>> begin Information provided
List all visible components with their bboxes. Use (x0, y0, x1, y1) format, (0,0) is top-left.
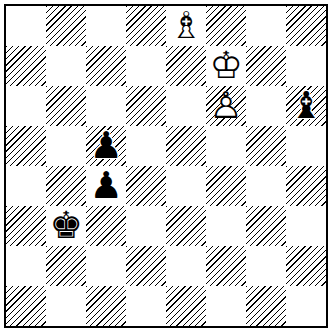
square-a1[interactable] (6, 286, 46, 326)
board-frame: ♝♗♚♔♟♙♝♟♟♚ (4, 4, 328, 328)
black-pawn-icon: ♟ (89, 127, 122, 164)
square-h5[interactable] (286, 126, 326, 166)
white-bishop-fill-glyph: ♝ (169, 7, 202, 44)
square-f8[interactable] (206, 6, 246, 46)
piece-white-bishop-e8[interactable]: ♝♗ (166, 6, 206, 46)
square-f1[interactable] (206, 286, 246, 326)
square-a7[interactable] (6, 46, 46, 86)
square-b3[interactable]: ♚ (46, 206, 86, 246)
square-e7[interactable] (166, 46, 206, 86)
square-h4[interactable] (286, 166, 326, 206)
square-d7[interactable] (126, 46, 166, 86)
square-g2[interactable] (246, 246, 286, 286)
black-king-icon: ♚ (49, 207, 82, 244)
square-f6[interactable]: ♟♙ (206, 86, 246, 126)
square-f7[interactable]: ♚♔ (206, 46, 246, 86)
square-g4[interactable] (246, 166, 286, 206)
square-b2[interactable] (46, 246, 86, 286)
square-f2[interactable] (206, 246, 246, 286)
square-e5[interactable] (166, 126, 206, 166)
square-d5[interactable] (126, 126, 166, 166)
black-pawn-icon: ♟ (89, 167, 122, 204)
chess-board: ♝♗♚♔♟♙♝♟♟♚ (6, 6, 326, 326)
white-king-fill-glyph: ♚ (209, 47, 242, 84)
square-e6[interactable] (166, 86, 206, 126)
square-h1[interactable] (286, 286, 326, 326)
square-a6[interactable] (6, 86, 46, 126)
square-a5[interactable] (6, 126, 46, 166)
square-c3[interactable] (86, 206, 126, 246)
square-h7[interactable] (286, 46, 326, 86)
black-bishop-icon: ♝ (289, 87, 322, 124)
square-b1[interactable] (46, 286, 86, 326)
square-a2[interactable] (6, 246, 46, 286)
piece-black-pawn-c4[interactable]: ♟ (86, 166, 126, 206)
square-f5[interactable] (206, 126, 246, 166)
square-c6[interactable] (86, 86, 126, 126)
square-f4[interactable] (206, 166, 246, 206)
white-bishop-icon: ♗ (169, 7, 202, 44)
square-d1[interactable] (126, 286, 166, 326)
square-e4[interactable] (166, 166, 206, 206)
square-a4[interactable] (6, 166, 46, 206)
square-h8[interactable] (286, 6, 326, 46)
square-c8[interactable] (86, 6, 126, 46)
square-c1[interactable] (86, 286, 126, 326)
square-h3[interactable] (286, 206, 326, 246)
square-d8[interactable] (126, 6, 166, 46)
square-g7[interactable] (246, 46, 286, 86)
square-b6[interactable] (46, 86, 86, 126)
diagram-page: ♝♗♚♔♟♙♝♟♟♚ (0, 0, 332, 332)
square-c7[interactable] (86, 46, 126, 86)
square-b5[interactable] (46, 126, 86, 166)
square-g8[interactable] (246, 6, 286, 46)
square-e8[interactable]: ♝♗ (166, 6, 206, 46)
square-d6[interactable] (126, 86, 166, 126)
square-d3[interactable] (126, 206, 166, 246)
square-c2[interactable] (86, 246, 126, 286)
square-c4[interactable]: ♟ (86, 166, 126, 206)
square-h2[interactable] (286, 246, 326, 286)
square-a8[interactable] (6, 6, 46, 46)
square-d4[interactable] (126, 166, 166, 206)
piece-white-king-f7[interactable]: ♚♔ (206, 46, 246, 86)
piece-black-bishop-h6[interactable]: ♝ (286, 86, 326, 126)
square-g5[interactable] (246, 126, 286, 166)
white-pawn-fill-glyph: ♟ (209, 87, 242, 124)
piece-black-pawn-c5[interactable]: ♟ (86, 126, 126, 166)
square-b8[interactable] (46, 6, 86, 46)
square-b4[interactable] (46, 166, 86, 206)
square-e1[interactable] (166, 286, 206, 326)
piece-black-king-b3[interactable]: ♚ (46, 206, 86, 246)
square-g1[interactable] (246, 286, 286, 326)
square-g6[interactable] (246, 86, 286, 126)
white-pawn-icon: ♙ (209, 87, 242, 124)
square-c5[interactable]: ♟ (86, 126, 126, 166)
square-d2[interactable] (126, 246, 166, 286)
white-king-icon: ♔ (209, 47, 242, 84)
square-b7[interactable] (46, 46, 86, 86)
square-a3[interactable] (6, 206, 46, 246)
square-h6[interactable]: ♝ (286, 86, 326, 126)
square-e3[interactable] (166, 206, 206, 246)
square-f3[interactable] (206, 206, 246, 246)
square-g3[interactable] (246, 206, 286, 246)
piece-white-pawn-f6[interactable]: ♟♙ (206, 86, 246, 126)
square-e2[interactable] (166, 246, 206, 286)
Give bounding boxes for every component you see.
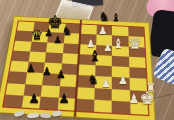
- piece-black-pawn[interactable]: ♟: [28, 92, 40, 105]
- piece-white-pawn[interactable]: ♟: [104, 43, 113, 53]
- square-a1[interactable]: [3, 94, 23, 107]
- piece-black-pawn[interactable]: ♟: [26, 63, 36, 74]
- piece-black-bishop[interactable]: ♝: [88, 49, 101, 64]
- piece-black-pawn[interactable]: ♟: [56, 69, 66, 80]
- piece-black-pawn[interactable]: ♟: [58, 92, 70, 105]
- piece-black-queen[interactable]: ♛: [31, 28, 44, 42]
- fallen-white-piece[interactable]: [27, 112, 39, 118]
- square-c2[interactable]: [41, 85, 60, 98]
- piece-black-pawn[interactable]: ♟: [45, 28, 54, 38]
- square-g2[interactable]: [112, 89, 130, 102]
- piece-white-bishop[interactable]: ♝: [112, 37, 124, 50]
- piece-white-pawn[interactable]: ♟: [101, 78, 111, 89]
- piece-black-pawn[interactable]: ♟: [42, 66, 52, 77]
- piece-white-pawn[interactable]: ♟: [118, 75, 128, 86]
- square-f1[interactable]: [93, 99, 111, 112]
- square-e2[interactable]: [76, 87, 94, 100]
- photo-chess-scene: ♚♛♟♞♟♝♟♟♟♞♟♟♟♟♟♝♛♟♟♜♟♚♞♝: [0, 0, 174, 120]
- piece-black-knight[interactable]: ♞: [87, 73, 99, 86]
- captured-black-knight[interactable]: ♞: [98, 10, 110, 23]
- piece-black-knight[interactable]: ♞: [62, 25, 73, 37]
- piece-white-king[interactable]: ♚: [139, 90, 154, 107]
- piece-white-pawn[interactable]: ♟: [99, 26, 108, 36]
- piece-white-queen[interactable]: ♛: [128, 36, 142, 52]
- square-a3[interactable]: [8, 72, 27, 84]
- square-g1[interactable]: [112, 100, 130, 113]
- square-e1[interactable]: [75, 98, 94, 111]
- square-c1[interactable]: [39, 96, 58, 109]
- square-a2[interactable]: [6, 83, 25, 96]
- piece-black-pawn[interactable]: ♟: [54, 35, 63, 45]
- captured-black-bishop[interactable]: ♝: [111, 12, 121, 23]
- piece-white-pawn[interactable]: ♟: [129, 93, 140, 105]
- fallen-white-piece[interactable]: [40, 112, 52, 118]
>> end Information provided
## Exercise aim
Can you tally the lines in the entries above that contain the string "board"? Case counts; reply with the number alone.

## Solution to this exercise
2